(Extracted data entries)
########################################

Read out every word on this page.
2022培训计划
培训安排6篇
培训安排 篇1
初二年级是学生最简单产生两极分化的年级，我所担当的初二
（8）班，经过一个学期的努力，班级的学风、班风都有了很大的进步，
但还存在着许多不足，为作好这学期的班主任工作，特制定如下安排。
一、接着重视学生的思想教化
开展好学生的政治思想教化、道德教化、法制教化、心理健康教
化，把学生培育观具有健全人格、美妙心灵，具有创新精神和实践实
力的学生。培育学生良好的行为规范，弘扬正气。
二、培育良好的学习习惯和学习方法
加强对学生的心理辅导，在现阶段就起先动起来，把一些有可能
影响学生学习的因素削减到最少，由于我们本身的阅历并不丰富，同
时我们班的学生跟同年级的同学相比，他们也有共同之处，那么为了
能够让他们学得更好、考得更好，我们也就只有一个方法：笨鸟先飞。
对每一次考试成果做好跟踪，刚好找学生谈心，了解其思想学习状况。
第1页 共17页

########################################

=== Stated goal ===
Using the listing above, reproduce each line without omission.

=== Reply to the exercise ===
Read out every word on this page.
2022培训计划
培训安排6篇
培训安排 篇1
初二年级是学生最简单产生两极分化的年级，我所担当的初二
（8）班，经过一个学期的努力，班级的学风、班风都有了很大的进步，
但还存在着许多不足，为作好这学期的班主任工作，特制定如下安排。
一、接着重视学生的思想教化
开展好学生的政治思想教化、道德教化、法制教化、心理健康教
化，把学生培育观具有健全人格、美妙心灵，具有创新精神和实践实
力的学生。培育学生良好的行为规范，弘扬正气。
二、培育良好的学习习惯和学习方法
加强对学生的心理辅导，在现阶段就起先动起来，把一些有可能
影响学生学习的因素削减到最少，由于我们本身的阅历并不丰富，同
时我们班的学生跟同年级的同学相比，他们也有共同之处，那么为了
能够让他们学得更好、考得更好，我们也就只有一个方法：笨鸟先飞。
对每一次考试成果做好跟踪，刚好找学生谈心，了解其思想学习状况。
第1页 共17页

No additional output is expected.